Output only the lines from the line holding "Give me the" through the close of the records, exactly as they appear, with all pictures omitted.

========

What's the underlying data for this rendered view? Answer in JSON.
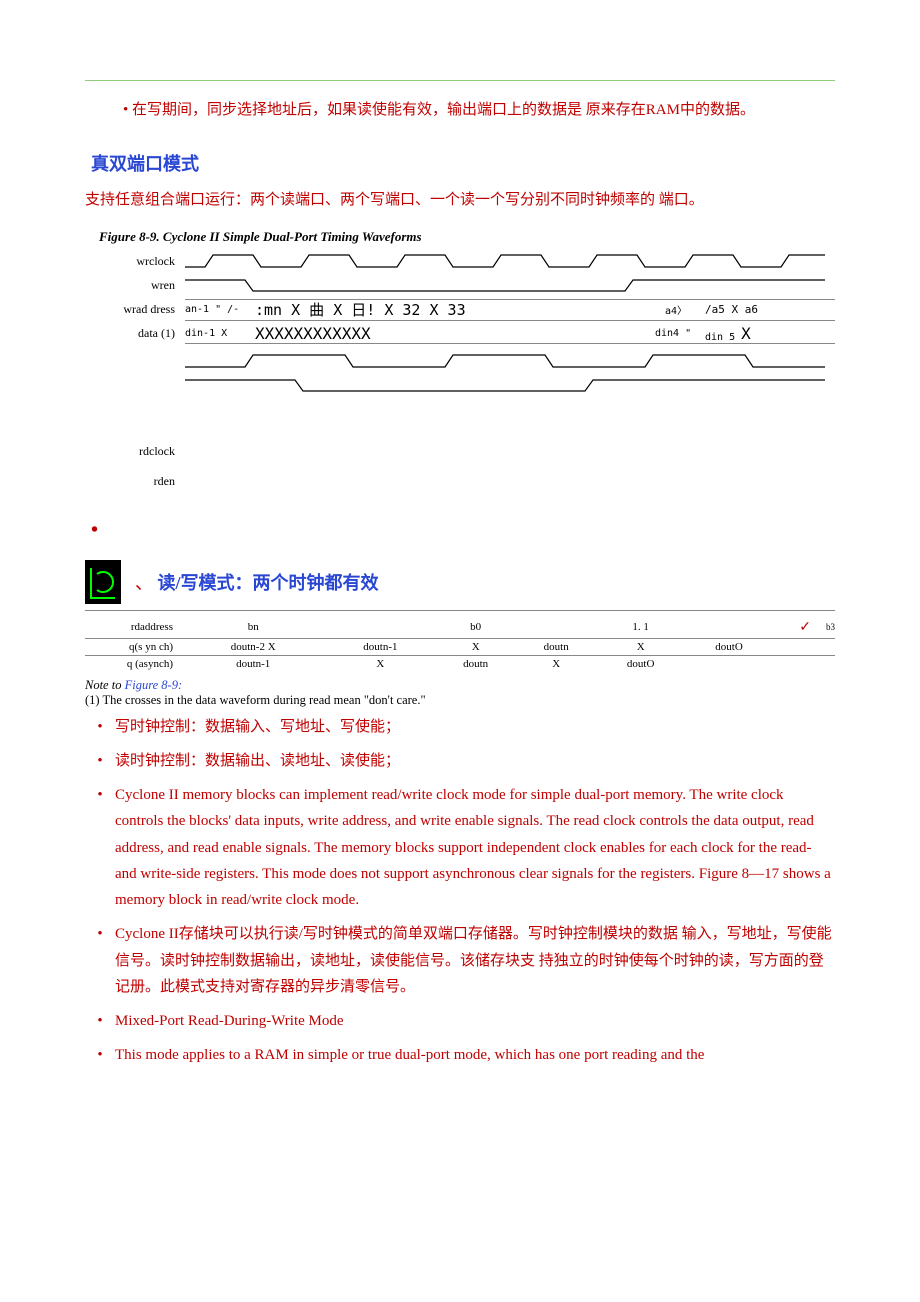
{
  "top_bullet": "在写期间，同步选择地址后，如果读使能有效，输出端口上的数据是  原来存在RAM中的数据。",
  "heading1": "真双端口模式",
  "heading1_desc": "支持任意组合端口运行：两个读端口、两个写端口、一个读一个写分别不同时钟频率的 端口。",
  "figure_caption": "Figure 8-9. Cyclone II Simple Dual-Port Timing Waveforms",
  "wf_labels": {
    "wrclock": "wrclock",
    "wren": "wren",
    "wraddress": "wrad dress",
    "data": "data (1)",
    "rdclock": "rdclock",
    "rden": "rden"
  },
  "wf_text": {
    "addr_left": "an-1 \" /-",
    "addr_mid": ":mn X 曲 X 日! X 32 X 33",
    "addr_right1": "a4〉",
    "addr_right2": "/a5 X  a6",
    "data_left": "din-1 X",
    "data_mid": "XXXXXXXXXXXX",
    "data_right1": "din4 \"",
    "data_right2": "din 5"
  },
  "heading2_prefix": "、",
  "heading2": "读/写模式：两个时钟都有效",
  "rw_labels": {
    "rdaddress": "rdaddress",
    "qsynch": "q(s yn ch)",
    "qasynch": "q (asynch)"
  },
  "rw_row1": [
    "bn",
    "",
    "b0",
    "",
    "1.  1",
    "",
    "",
    ""
  ],
  "rw_row1_tick": "✓",
  "rw_row1_end": "b3",
  "rw_row2": [
    "doutn-2 X",
    "doutn-1",
    "X",
    "doutn",
    "X",
    "",
    "doutO",
    ""
  ],
  "rw_row3": [
    "doutn-1",
    "X",
    "doutn",
    "X",
    "doutO",
    "",
    "",
    ""
  ],
  "note_prefix": "Note to ",
  "note_link": "Figure 8-9:",
  "note_body": "(1) The crosses in the data waveform during read mean \"don't care.\"",
  "bullets": [
    "写时钟控制：数据输入、写地址、写使能；",
    "读时钟控制：数据输出、读地址、读使能；",
    "Cyclone II memory blocks can implement read/write clock mode for simple dual-port memory. The write clock controls the blocks' data inputs, write address, and write enable signals. The read clock controls the data output, read address, and read enable signals. The memory blocks support independent clock enables for each clock for the read- and write-side registers. This mode does not support asynchronous clear signals for the registers. Figure 8—17 shows a memory block in read/write clock mode.",
    "Cyclone II存储块可以执行读/写时钟模式的简单双端口存储器。写时钟控制模块的数据 输入，写地址，写使能信号。读时钟控制数据输出，读地址，读使能信号。该储存块支 持独立的时钟使每个时钟的读，写方面的登记册。此模式支持对寄存器的异步清零信号。",
    "Mixed-Port Read-During-Write Mode",
    "This mode applies to a RAM in simple or true dual-port mode, which has one port reading and the"
  ]
}
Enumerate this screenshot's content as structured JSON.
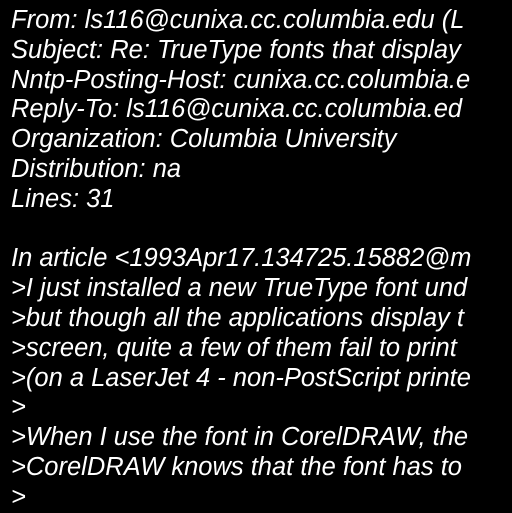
{
  "message": {
    "lines": [
      "From: ls116@cunixa.cc.columbia.edu (L",
      "Subject: Re: TrueType fonts that display",
      "Nntp-Posting-Host: cunixa.cc.columbia.e",
      "Reply-To: ls116@cunixa.cc.columbia.ed",
      "Organization: Columbia University",
      "Distribution: na",
      "Lines: 31",
      "",
      "In article <1993Apr17.134725.15882@m",
      ">I just installed a new TrueType font und",
      ">but though all the applications display t",
      ">screen, quite a few of them fail to print",
      ">(on a LaserJet 4 - non-PostScript printe",
      ">",
      ">When I use the font in CorelDRAW, the",
      ">CorelDRAW knows that the font has to",
      ">"
    ]
  },
  "colors": {
    "background": "#000000",
    "text": "#ffffff"
  }
}
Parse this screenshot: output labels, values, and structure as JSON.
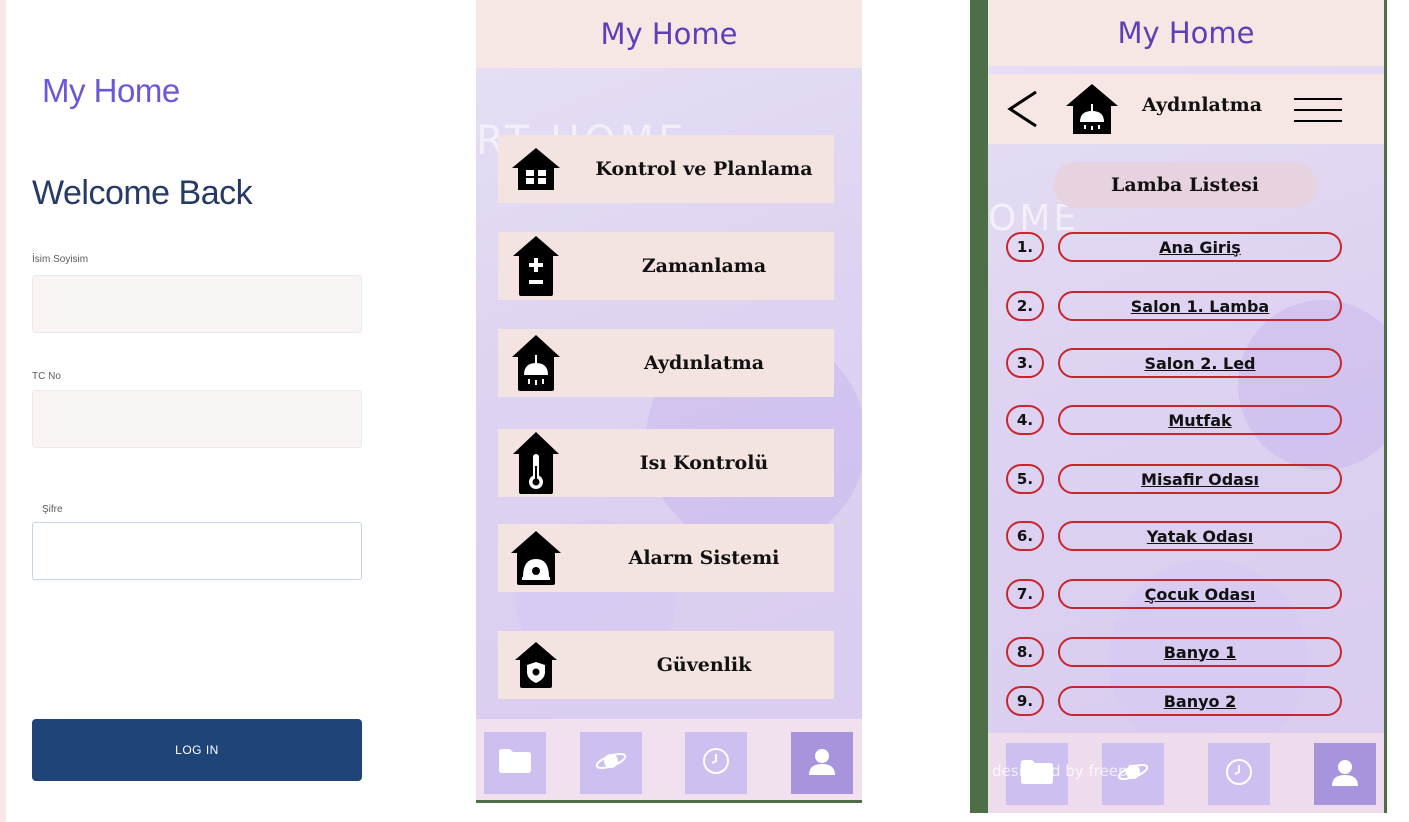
{
  "login": {
    "brand": "My Home",
    "welcome": "Welcome Back",
    "fields": [
      {
        "label": "İsim Soyisim",
        "value": ""
      },
      {
        "label": "TC No",
        "value": ""
      },
      {
        "label": "Şifre",
        "value": ""
      }
    ],
    "login_button": "LOG IN"
  },
  "menu": {
    "title": "My Home",
    "ghost_text": "RT HOME",
    "items": [
      {
        "label": "Kontrol ve Planlama",
        "icon": "grid-house-icon"
      },
      {
        "label": "Zamanlama",
        "icon": "timer-house-icon"
      },
      {
        "label": "Aydınlatma",
        "icon": "lamp-house-icon"
      },
      {
        "label": "Isı Kontrolü",
        "icon": "thermometer-house-icon"
      },
      {
        "label": "Alarm Sistemi",
        "icon": "alarm-house-icon"
      },
      {
        "label": "Güvenlik",
        "icon": "shield-house-icon"
      }
    ],
    "bottom_nav": [
      "folder-icon",
      "planet-icon",
      "clock-icon",
      "user-icon"
    ]
  },
  "lights": {
    "title": "My Home",
    "subtitle": "Aydınlatma",
    "list_title": "Lamba Listesi",
    "ghost_text": "OME",
    "lamps": [
      {
        "num": "1.",
        "name": "Ana Giriş"
      },
      {
        "num": "2.",
        "name": "Salon 1. Lamba"
      },
      {
        "num": "3.",
        "name": "Salon 2. Led"
      },
      {
        "num": "4.",
        "name": "Mutfak"
      },
      {
        "num": "5.",
        "name": "Misafir Odası"
      },
      {
        "num": "6.",
        "name": "Yatak Odası"
      },
      {
        "num": "7.",
        "name": "Çocuk Odası"
      },
      {
        "num": "8.",
        "name": "Banyo 1"
      },
      {
        "num": "9.",
        "name": "Banyo 2"
      }
    ],
    "watermark": "designed by freepik"
  },
  "colors": {
    "brand_purple": "#6e57d6",
    "login_button": "#1f4478",
    "lamp_border": "#c6262e",
    "frame_green": "#4d6e47"
  }
}
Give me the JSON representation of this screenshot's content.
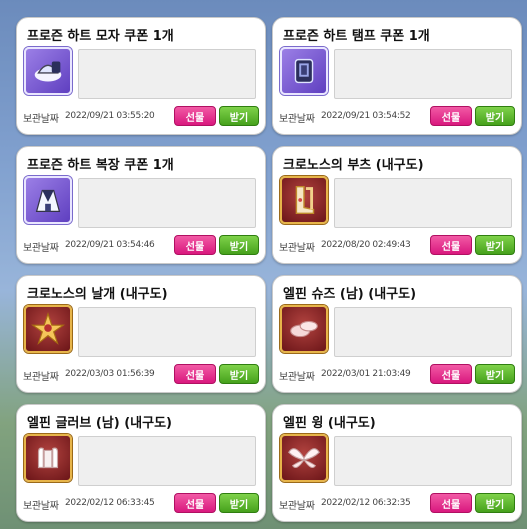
{
  "date_label": "보관날짜",
  "buttons": {
    "gift": "선물",
    "receive": "받기"
  },
  "items": [
    {
      "title": "프로즌 하트 모자 쿠폰 1개",
      "date": "2022/09/21 03:55:20",
      "icon": "frozen-heart-hat-coupon-icon",
      "icon_style": "blue"
    },
    {
      "title": "프로즌 하트 탬프 쿠폰 1개",
      "date": "2022/09/21 03:54:52",
      "icon": "frozen-heart-tamp-coupon-icon",
      "icon_style": "blue"
    },
    {
      "title": "프로즌 하트 복장 쿠폰 1개",
      "date": "2022/09/21 03:54:46",
      "icon": "frozen-heart-outfit-coupon-icon",
      "icon_style": "blue"
    },
    {
      "title": "크로노스의 부츠 (내구도)",
      "date": "2022/08/20 02:49:43",
      "icon": "chronos-boots-icon",
      "icon_style": "gold"
    },
    {
      "title": "크로노스의 날개 (내구도)",
      "date": "2022/03/03 01:56:39",
      "icon": "chronos-wings-icon",
      "icon_style": "gold"
    },
    {
      "title": "엘핀 슈즈 (남) (내구도)",
      "date": "2022/03/01 21:03:49",
      "icon": "elfin-shoes-icon",
      "icon_style": "gold"
    },
    {
      "title": "엘핀 글러브 (남) (내구도)",
      "date": "2022/02/12 06:33:45",
      "icon": "elfin-gloves-icon",
      "icon_style": "gold"
    },
    {
      "title": "엘핀 윙 (내구도)",
      "date": "2022/02/12 06:32:35",
      "icon": "elfin-wing-icon",
      "icon_style": "gold"
    }
  ]
}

========

* Output:
Give me the JSON representation of this screenshot's content.
{
  "date_label": "보관날짜",
  "buttons": {
    "gift": "선물",
    "receive": "받기"
  },
  "items": [
    {
      "title": "프로즌 하트 모자 쿠폰 1개",
      "date": "2022/09/21 03:55:20",
      "icon": "frozen-heart-hat-coupon-icon",
      "icon_style": "blue"
    },
    {
      "title": "프로즌 하트 탬프 쿠폰 1개",
      "date": "2022/09/21 03:54:52",
      "icon": "frozen-heart-tamp-coupon-icon",
      "icon_style": "blue"
    },
    {
      "title": "프로즌 하트 복장 쿠폰 1개",
      "date": "2022/09/21 03:54:46",
      "icon": "frozen-heart-outfit-coupon-icon",
      "icon_style": "blue"
    },
    {
      "title": "크로노스의 부츠 (내구도)",
      "date": "2022/08/20 02:49:43",
      "icon": "chronos-boots-icon",
      "icon_style": "gold"
    },
    {
      "title": "크로노스의 날개 (내구도)",
      "date": "2022/03/03 01:56:39",
      "icon": "chronos-wings-icon",
      "icon_style": "gold"
    },
    {
      "title": "엘핀 슈즈 (남) (내구도)",
      "date": "2022/03/01 21:03:49",
      "icon": "elfin-shoes-icon",
      "icon_style": "gold"
    },
    {
      "title": "엘핀 글러브 (남) (내구도)",
      "date": "2022/02/12 06:33:45",
      "icon": "elfin-gloves-icon",
      "icon_style": "gold"
    },
    {
      "title": "엘핀 윙 (내구도)",
      "date": "2022/02/12 06:32:35",
      "icon": "elfin-wing-icon",
      "icon_style": "gold"
    }
  ]
}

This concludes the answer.